# TASKS AND EXERCISES
[a] Answer these questions using the blog post:
(i) Who gave the heads-up on the sneeze tutorial?
(ii) How many LEGO bricks in a million are defective?
(iii) Where was the car factory built from Mindstorms LEGOs posted?
[b] Output the part of the blog post from "Still, a LEGO-making" to "a given text.", copied exactly.
[c] Translate this sentence from the blog post into Spanish: "Apparently the system is so precise, only 18 in a million LEGO bricks are defective."

I’ve had the sniffles now for a few days, and as always, I feel self-conscious about where my germs are landing. This little tutorial combats wayward nasally-propelled microbes with the Sneeze-In-Your-Sleeve strategy. Very amusing - and it suggests another possible use for the tentacle arm.
And seriously - don’t sneeze on people. Or your hands. Euw.
(Thanks to my friend Jacob, intrepid microbiologist, for the heads-up on this one.)
Businessweek has this little slideshow of a LEGO factory. Neat. Apparently the system is so precise, only 18 in a million LEGO bricks are defective. Which sounds about right; I’ve never found an irregular LEGO, and I’ve handled thousands.
Still, a LEGO-making factory is just not as impressive as a factory made from LEGO. Someone with apparently infinite patience built a car factory out of Mindstorms LEGOs and posted it to YouTube. There’s no narration, and it’s kind of hard to see what’s happening, so you just have to have faith until the end; but the machinery itself is hypnotic.
. . . or something like that. Courtesy of JK Keller, these Volumetric Redundancies represent the number of times a word appears in a given text.

# EXTRACTED ENTRIES
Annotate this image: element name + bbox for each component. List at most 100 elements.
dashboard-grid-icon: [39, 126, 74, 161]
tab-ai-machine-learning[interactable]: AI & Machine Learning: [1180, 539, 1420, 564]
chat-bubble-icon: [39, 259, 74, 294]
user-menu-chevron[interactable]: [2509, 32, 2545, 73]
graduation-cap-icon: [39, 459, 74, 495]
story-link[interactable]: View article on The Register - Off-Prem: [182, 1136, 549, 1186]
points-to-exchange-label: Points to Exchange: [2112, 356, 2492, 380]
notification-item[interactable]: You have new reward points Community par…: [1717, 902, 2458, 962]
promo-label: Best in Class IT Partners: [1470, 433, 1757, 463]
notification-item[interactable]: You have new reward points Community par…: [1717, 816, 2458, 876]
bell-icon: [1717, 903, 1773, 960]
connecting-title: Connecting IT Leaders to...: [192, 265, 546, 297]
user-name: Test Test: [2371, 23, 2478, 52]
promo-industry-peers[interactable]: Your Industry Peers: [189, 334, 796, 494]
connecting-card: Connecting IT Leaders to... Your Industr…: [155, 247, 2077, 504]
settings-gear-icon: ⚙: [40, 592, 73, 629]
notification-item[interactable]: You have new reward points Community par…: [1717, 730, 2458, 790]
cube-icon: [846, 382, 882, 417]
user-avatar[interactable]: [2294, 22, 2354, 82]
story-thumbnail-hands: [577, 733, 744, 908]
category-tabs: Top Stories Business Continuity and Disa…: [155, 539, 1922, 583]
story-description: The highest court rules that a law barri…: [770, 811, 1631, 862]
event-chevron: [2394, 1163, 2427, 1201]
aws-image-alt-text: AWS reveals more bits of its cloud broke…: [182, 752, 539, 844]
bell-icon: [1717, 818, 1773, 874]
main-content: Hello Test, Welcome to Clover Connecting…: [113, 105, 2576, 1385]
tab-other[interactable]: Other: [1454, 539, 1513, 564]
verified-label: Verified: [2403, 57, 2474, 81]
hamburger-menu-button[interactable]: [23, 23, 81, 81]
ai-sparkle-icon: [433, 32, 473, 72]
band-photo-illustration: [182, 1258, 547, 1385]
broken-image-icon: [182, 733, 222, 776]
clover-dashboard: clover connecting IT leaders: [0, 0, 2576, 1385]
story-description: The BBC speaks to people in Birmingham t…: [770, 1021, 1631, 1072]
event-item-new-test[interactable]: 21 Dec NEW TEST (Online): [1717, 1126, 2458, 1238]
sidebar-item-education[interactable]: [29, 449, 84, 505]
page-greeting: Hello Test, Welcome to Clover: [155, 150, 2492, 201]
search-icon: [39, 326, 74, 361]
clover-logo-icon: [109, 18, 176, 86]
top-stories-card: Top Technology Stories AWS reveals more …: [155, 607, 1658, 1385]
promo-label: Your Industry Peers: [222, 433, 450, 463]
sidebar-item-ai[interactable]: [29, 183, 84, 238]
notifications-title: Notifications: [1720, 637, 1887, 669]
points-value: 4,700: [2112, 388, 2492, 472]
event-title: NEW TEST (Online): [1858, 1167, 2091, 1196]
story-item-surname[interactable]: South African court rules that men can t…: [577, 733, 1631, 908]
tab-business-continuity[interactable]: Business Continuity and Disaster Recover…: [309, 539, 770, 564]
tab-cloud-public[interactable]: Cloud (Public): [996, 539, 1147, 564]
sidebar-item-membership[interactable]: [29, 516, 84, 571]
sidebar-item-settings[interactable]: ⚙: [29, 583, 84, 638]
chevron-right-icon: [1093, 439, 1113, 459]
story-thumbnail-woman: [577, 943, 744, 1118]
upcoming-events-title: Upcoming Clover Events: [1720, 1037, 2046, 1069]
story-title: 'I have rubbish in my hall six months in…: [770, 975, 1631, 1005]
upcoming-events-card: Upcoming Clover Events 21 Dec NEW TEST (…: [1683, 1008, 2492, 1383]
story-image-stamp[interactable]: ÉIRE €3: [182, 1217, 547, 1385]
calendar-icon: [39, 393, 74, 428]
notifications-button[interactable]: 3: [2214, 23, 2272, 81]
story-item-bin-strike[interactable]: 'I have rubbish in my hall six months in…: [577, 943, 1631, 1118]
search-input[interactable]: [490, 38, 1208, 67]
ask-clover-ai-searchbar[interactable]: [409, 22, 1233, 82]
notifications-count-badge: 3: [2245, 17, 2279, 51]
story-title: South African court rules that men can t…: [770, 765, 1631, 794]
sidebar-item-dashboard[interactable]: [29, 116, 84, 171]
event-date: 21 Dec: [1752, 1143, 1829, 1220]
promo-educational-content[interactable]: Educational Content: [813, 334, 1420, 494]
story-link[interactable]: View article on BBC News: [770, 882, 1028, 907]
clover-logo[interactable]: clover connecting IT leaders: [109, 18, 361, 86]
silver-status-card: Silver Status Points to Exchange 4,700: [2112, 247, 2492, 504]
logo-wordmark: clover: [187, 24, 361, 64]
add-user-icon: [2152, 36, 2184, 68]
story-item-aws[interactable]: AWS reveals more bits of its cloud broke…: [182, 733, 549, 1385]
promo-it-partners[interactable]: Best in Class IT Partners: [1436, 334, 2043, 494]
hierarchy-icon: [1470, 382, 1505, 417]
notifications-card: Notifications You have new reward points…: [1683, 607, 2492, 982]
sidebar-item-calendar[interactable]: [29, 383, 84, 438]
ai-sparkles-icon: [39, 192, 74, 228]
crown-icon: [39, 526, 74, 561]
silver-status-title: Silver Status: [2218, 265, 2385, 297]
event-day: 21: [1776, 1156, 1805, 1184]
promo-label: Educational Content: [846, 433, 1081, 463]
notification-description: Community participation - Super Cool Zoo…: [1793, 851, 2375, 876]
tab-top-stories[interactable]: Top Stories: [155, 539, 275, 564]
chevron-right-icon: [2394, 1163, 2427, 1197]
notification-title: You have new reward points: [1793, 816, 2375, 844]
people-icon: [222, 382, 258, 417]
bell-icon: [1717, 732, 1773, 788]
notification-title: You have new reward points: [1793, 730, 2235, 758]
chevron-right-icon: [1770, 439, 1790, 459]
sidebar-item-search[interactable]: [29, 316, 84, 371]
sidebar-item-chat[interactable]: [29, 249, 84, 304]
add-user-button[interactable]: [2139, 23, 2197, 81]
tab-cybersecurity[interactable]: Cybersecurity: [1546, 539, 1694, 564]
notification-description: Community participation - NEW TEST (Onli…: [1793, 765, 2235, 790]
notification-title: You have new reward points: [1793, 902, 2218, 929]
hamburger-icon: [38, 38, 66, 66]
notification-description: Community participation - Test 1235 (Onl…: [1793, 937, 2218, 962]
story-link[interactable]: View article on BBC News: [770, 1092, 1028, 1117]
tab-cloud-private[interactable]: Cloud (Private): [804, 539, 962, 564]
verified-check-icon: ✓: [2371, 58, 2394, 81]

# SOLUTIONS TO EACH TASK
[a]
(i) Jacob, a friend who is a microbiologist
(ii) 18
(iii) YouTube

[b]
Still, a LEGO-making factory is just not as impressive as a factory made from LEGO. Someone with apparently infinite patience built a car factory out of Mindstorms LEGOs and posted it to YouTube. There’s no narration, and it’s kind of hard to see what’s happening, so you just have to have faith until the end; but the machinery itself is hypnotic.
. . . or something like that. Courtesy of JK Keller, these Volumetric Redundancies represent the number of times a word appears in a given text.

[c] Al parecer, el sistema es tan preciso que solo 18 de cada millón de ladrillos LEGO son defectuosos.